## Begin Provided material
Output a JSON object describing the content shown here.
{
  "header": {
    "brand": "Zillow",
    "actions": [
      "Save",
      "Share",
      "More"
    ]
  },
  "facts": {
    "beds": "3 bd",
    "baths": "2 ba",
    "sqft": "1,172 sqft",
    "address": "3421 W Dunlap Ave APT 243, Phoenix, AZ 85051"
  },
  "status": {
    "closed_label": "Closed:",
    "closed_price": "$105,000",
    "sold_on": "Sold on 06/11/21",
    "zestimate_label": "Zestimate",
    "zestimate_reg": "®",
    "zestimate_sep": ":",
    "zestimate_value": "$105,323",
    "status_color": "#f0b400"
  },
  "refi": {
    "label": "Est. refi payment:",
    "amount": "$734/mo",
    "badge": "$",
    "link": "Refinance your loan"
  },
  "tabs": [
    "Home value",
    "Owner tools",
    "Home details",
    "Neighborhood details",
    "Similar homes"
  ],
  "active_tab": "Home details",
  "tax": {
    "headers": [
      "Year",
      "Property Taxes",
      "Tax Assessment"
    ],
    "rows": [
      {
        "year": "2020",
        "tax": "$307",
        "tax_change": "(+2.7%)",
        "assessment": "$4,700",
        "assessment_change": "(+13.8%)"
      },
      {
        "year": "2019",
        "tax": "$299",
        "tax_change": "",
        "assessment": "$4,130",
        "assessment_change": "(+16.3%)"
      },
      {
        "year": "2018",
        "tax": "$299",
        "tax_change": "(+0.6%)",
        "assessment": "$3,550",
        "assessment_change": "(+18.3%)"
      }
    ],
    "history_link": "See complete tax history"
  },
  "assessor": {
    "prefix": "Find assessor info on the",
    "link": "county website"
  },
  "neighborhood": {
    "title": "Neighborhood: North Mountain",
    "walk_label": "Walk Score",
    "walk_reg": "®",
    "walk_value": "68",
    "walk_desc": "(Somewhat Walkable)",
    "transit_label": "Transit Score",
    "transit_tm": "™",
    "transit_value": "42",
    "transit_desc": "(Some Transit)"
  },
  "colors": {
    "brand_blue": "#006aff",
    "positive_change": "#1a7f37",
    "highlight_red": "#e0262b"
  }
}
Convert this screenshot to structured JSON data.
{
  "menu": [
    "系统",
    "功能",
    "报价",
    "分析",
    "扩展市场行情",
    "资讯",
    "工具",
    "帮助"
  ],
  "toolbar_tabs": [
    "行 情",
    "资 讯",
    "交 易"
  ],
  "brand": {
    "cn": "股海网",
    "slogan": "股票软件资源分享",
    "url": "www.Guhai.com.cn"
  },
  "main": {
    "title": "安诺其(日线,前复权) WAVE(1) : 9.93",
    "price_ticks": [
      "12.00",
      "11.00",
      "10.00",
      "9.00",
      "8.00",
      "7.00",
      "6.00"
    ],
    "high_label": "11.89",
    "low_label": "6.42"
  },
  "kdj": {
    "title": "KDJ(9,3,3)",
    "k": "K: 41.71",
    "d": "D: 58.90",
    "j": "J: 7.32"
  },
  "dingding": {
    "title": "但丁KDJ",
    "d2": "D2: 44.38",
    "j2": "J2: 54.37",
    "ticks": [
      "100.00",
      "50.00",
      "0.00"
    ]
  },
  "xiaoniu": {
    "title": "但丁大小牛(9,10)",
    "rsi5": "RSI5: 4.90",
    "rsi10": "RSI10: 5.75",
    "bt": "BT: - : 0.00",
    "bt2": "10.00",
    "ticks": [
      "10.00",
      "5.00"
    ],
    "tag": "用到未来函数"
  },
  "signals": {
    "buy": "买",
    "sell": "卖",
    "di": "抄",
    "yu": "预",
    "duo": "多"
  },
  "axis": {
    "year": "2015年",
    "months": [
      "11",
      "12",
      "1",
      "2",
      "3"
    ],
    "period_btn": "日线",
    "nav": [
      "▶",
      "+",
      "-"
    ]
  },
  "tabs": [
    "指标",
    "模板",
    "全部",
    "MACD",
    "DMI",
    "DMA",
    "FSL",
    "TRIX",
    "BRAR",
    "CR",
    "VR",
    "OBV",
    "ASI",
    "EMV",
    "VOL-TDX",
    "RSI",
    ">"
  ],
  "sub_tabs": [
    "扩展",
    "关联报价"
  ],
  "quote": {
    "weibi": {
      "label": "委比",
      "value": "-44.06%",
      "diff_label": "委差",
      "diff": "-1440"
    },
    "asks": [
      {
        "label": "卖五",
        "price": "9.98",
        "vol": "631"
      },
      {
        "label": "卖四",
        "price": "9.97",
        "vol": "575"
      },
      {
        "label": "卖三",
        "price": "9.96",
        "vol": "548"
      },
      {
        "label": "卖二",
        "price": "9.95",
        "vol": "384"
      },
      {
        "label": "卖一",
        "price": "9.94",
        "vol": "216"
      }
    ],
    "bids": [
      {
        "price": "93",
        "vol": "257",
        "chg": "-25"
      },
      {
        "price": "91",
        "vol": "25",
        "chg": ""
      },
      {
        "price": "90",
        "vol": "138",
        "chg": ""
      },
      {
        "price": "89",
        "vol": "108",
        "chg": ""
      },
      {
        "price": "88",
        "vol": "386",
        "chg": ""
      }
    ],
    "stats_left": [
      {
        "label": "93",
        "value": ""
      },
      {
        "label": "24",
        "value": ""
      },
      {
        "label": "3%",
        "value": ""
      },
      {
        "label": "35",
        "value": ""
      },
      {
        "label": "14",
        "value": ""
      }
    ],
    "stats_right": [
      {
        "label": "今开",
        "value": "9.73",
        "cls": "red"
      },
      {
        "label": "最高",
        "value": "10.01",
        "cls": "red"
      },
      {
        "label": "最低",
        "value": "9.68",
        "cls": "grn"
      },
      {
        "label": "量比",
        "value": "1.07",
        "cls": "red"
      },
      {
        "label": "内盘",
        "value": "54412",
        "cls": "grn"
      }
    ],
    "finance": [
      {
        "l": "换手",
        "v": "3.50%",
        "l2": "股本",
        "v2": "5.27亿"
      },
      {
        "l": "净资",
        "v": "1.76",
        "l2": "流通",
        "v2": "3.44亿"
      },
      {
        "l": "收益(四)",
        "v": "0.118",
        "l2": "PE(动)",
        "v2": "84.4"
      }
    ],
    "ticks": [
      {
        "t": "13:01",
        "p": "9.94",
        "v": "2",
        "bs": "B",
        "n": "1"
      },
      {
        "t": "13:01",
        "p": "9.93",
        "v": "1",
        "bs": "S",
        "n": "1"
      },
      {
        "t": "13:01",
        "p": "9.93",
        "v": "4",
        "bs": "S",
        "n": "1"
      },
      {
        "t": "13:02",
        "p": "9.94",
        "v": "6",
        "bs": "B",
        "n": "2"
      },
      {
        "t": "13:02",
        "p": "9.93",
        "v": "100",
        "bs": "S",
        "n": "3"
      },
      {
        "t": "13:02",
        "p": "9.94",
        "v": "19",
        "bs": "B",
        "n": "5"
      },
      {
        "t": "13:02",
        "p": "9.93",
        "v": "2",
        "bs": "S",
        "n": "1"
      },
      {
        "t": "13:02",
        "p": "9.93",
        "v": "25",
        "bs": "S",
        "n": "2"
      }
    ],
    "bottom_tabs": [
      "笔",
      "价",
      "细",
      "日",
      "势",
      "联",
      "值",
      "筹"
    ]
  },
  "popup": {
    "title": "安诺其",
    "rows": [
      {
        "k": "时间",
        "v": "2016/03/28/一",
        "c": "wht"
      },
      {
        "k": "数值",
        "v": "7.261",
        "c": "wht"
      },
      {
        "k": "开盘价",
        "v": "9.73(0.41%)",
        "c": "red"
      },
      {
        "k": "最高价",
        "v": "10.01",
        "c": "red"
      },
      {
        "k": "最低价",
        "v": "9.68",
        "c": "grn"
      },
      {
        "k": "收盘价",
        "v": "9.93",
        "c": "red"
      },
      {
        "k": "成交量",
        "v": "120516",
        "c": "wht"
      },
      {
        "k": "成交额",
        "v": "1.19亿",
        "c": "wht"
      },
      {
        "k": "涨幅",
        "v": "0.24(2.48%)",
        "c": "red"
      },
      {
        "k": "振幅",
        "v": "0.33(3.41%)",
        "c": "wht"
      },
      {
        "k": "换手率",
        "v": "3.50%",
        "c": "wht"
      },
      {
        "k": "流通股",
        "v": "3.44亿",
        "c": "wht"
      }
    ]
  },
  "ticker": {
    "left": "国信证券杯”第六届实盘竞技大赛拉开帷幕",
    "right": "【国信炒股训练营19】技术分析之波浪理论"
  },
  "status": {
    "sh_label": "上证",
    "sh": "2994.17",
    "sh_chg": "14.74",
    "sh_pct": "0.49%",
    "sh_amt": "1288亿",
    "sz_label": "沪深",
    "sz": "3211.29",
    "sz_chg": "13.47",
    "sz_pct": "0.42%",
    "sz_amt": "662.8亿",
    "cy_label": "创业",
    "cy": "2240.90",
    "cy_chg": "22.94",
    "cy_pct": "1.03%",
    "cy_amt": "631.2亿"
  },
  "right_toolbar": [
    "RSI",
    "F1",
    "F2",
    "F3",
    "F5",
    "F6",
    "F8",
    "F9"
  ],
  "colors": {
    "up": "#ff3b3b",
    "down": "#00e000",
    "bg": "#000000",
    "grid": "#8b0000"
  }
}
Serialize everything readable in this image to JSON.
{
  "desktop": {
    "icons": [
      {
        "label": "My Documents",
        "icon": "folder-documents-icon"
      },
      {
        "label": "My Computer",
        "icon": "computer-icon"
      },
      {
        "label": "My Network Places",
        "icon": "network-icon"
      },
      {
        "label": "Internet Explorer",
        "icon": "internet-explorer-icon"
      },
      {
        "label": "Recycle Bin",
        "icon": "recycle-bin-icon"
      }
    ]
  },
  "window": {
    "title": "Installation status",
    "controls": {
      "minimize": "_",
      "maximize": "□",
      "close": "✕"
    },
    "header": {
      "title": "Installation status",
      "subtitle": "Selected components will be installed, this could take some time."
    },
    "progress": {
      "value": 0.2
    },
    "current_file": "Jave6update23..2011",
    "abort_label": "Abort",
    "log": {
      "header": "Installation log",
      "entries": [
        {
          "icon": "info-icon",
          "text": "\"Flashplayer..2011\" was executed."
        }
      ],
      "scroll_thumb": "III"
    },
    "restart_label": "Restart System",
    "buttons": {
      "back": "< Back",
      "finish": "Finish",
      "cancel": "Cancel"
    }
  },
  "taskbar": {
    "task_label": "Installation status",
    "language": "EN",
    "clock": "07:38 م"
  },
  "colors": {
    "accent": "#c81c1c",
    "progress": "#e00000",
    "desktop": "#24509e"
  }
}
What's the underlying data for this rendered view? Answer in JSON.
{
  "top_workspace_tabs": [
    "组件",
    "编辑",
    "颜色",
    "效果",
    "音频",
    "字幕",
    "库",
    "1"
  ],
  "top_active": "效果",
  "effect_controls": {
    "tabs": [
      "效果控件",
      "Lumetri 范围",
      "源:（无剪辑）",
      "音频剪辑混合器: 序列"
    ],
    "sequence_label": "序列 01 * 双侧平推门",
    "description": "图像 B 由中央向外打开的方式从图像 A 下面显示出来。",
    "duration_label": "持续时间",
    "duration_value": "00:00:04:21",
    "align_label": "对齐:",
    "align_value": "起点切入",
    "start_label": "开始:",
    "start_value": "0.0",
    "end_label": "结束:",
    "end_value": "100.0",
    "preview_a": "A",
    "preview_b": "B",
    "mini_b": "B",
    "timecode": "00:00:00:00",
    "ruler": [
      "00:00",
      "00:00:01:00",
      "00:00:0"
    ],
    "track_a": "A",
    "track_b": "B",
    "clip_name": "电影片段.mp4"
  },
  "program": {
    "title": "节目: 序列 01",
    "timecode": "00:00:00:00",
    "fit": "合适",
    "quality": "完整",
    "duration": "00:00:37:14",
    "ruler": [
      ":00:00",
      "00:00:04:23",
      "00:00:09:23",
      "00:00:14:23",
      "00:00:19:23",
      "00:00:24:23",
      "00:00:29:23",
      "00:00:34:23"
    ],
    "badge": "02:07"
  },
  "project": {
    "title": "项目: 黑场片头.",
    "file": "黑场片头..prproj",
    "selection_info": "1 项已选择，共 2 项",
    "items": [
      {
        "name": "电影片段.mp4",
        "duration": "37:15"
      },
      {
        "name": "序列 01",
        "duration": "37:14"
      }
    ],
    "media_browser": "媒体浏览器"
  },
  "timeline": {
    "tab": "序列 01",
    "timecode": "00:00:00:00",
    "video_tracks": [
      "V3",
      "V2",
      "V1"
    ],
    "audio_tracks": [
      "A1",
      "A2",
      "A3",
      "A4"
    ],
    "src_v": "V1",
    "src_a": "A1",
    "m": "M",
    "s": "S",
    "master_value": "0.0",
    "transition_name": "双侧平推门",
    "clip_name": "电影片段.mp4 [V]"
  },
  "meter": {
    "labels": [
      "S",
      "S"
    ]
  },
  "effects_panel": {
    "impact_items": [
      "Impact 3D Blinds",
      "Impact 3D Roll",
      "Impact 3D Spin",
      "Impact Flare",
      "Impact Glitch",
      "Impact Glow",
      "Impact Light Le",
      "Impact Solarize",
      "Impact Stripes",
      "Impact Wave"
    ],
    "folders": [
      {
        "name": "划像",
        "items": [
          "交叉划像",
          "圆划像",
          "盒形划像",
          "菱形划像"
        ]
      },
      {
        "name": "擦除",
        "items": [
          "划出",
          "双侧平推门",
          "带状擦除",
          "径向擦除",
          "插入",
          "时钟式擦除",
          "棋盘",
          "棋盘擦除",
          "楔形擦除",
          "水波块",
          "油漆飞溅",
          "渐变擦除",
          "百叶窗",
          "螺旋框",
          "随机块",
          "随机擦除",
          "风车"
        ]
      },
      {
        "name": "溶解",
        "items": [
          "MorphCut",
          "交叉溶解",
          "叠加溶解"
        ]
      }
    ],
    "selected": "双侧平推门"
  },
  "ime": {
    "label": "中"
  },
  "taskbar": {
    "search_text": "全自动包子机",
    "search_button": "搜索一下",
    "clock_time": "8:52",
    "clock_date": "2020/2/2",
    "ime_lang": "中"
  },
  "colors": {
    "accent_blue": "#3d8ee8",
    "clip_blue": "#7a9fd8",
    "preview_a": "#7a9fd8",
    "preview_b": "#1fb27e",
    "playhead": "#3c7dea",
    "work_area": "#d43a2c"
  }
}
## End Provided material
[What you need to do] Collect, from the material above, every line containing the word "双侧平推门".

[Response for this exercise]
    "sequence_label": "序列 01 * 双侧平推门",
    "transition_name": "双侧平推门",
          "双侧平推门",
    "selected": "双侧平推门"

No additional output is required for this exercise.